WHAT TO PRODUCE> Present every line in which the string "them" appears.

EXERCISE MATERIALS>

● ● ● ●

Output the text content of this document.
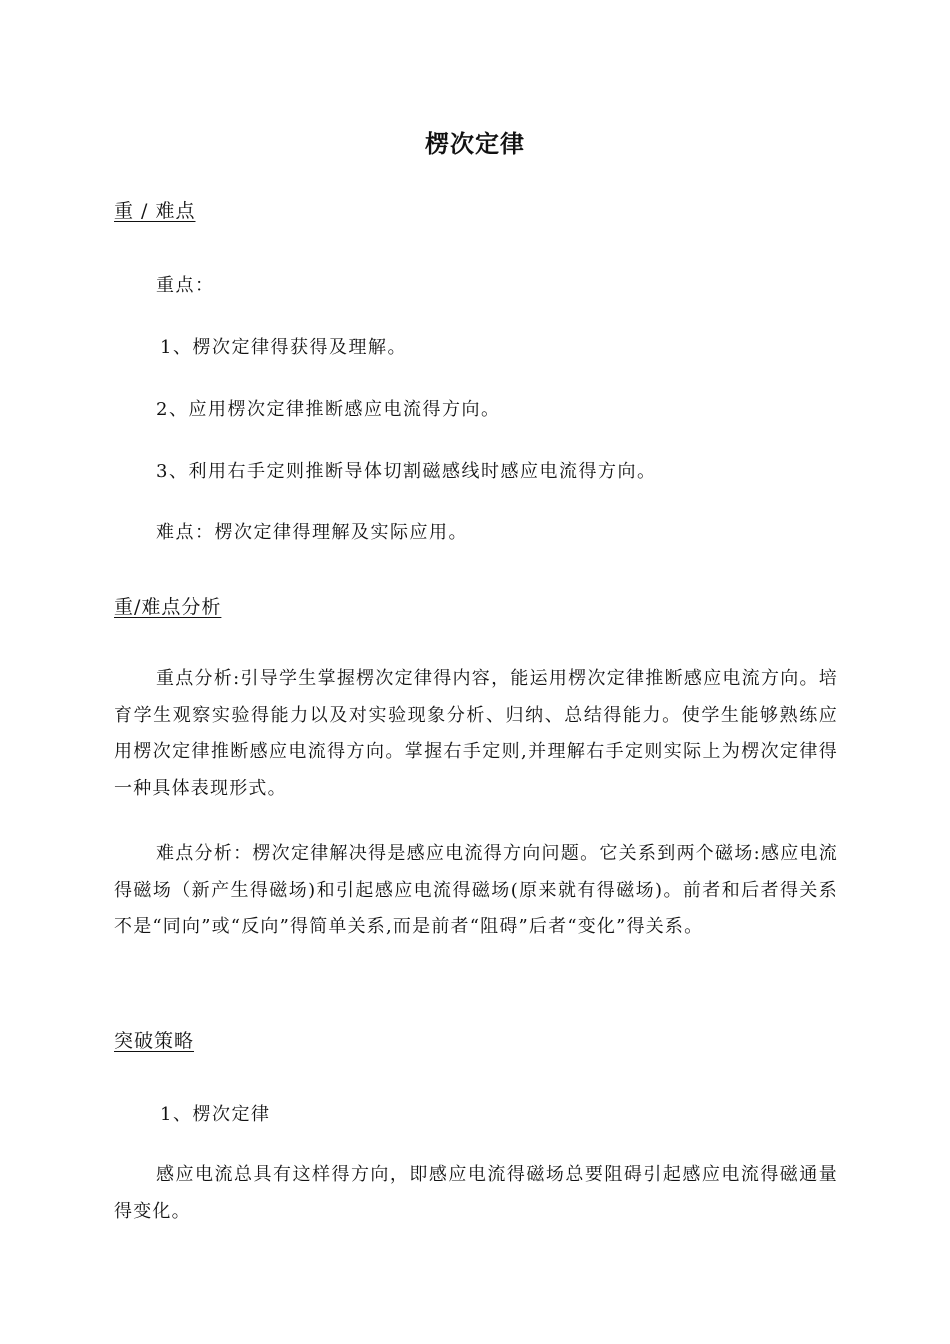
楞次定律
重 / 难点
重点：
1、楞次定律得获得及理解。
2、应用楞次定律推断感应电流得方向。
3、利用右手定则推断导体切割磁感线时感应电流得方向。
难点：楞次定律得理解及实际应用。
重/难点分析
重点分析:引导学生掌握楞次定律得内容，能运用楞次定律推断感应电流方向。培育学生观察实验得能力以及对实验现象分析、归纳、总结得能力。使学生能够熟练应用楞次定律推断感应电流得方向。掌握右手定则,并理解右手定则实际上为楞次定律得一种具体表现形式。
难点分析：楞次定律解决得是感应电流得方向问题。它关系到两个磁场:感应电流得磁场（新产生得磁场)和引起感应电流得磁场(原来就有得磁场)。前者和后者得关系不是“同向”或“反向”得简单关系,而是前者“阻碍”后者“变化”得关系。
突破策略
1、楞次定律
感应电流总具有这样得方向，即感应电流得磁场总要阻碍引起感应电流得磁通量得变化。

● ● ● ●

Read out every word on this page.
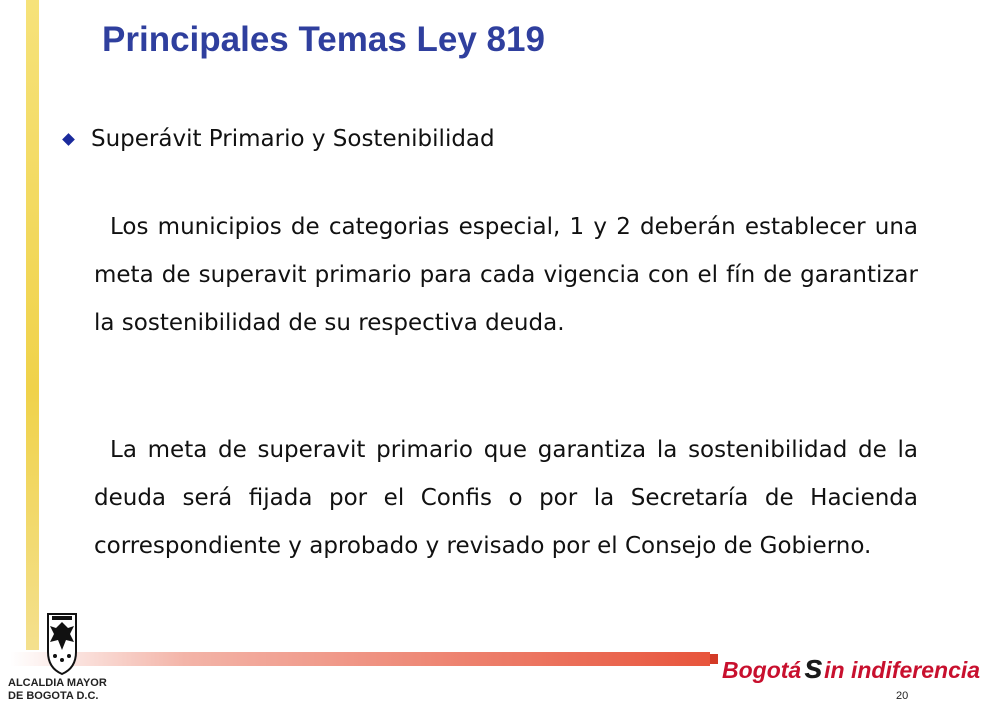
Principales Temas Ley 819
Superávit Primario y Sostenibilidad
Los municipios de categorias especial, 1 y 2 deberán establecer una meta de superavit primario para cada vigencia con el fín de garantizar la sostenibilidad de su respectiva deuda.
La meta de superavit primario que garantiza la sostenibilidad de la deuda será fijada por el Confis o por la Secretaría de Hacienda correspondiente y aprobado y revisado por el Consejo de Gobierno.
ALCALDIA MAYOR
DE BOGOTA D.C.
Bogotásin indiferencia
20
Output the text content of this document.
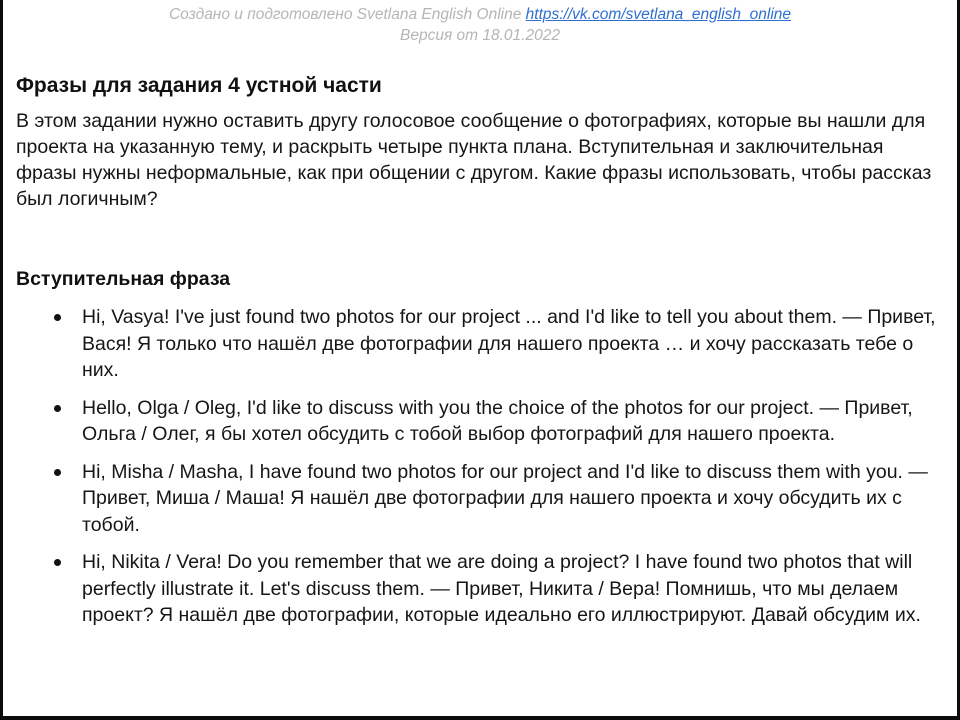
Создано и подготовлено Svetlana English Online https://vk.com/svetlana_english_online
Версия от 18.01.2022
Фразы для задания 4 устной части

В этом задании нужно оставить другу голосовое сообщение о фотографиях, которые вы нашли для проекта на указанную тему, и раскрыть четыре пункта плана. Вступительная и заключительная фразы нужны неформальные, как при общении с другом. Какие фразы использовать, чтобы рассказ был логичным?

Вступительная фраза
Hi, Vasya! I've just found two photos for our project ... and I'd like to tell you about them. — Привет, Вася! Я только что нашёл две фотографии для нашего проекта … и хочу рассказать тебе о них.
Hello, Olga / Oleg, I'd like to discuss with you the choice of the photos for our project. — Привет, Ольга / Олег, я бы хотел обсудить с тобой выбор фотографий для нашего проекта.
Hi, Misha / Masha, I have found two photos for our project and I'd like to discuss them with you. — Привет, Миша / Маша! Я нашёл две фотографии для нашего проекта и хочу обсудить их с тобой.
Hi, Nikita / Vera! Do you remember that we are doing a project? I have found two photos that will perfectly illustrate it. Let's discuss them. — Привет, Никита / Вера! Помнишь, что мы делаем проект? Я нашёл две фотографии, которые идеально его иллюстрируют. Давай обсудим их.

● ● ● ●

RESPONSE TO THIS TASK>
Hi, Vasya! I've just found two photos for our project ... and I'd like to tell you about them. — Привет, Вася! Я только что нашёл две фотографии для нашего проекта … и хочу рассказать тебе о них.
Hi, Misha / Masha, I have found two photos for our project and I'd like to discuss them with you. — Привет, Миша / Маша! Я нашёл две фотографии для нашего проекта и хочу обсудить их с тобой.
Hi, Nikita / Vera! Do you remember that we are doing a project? I have found two photos that will perfectly illustrate it. Let's discuss them. — Привет, Никита / Вера! Помнишь, что мы делаем проект? Я нашёл две фотографии, которые идеально его иллюстрируют. Давай обсудим их.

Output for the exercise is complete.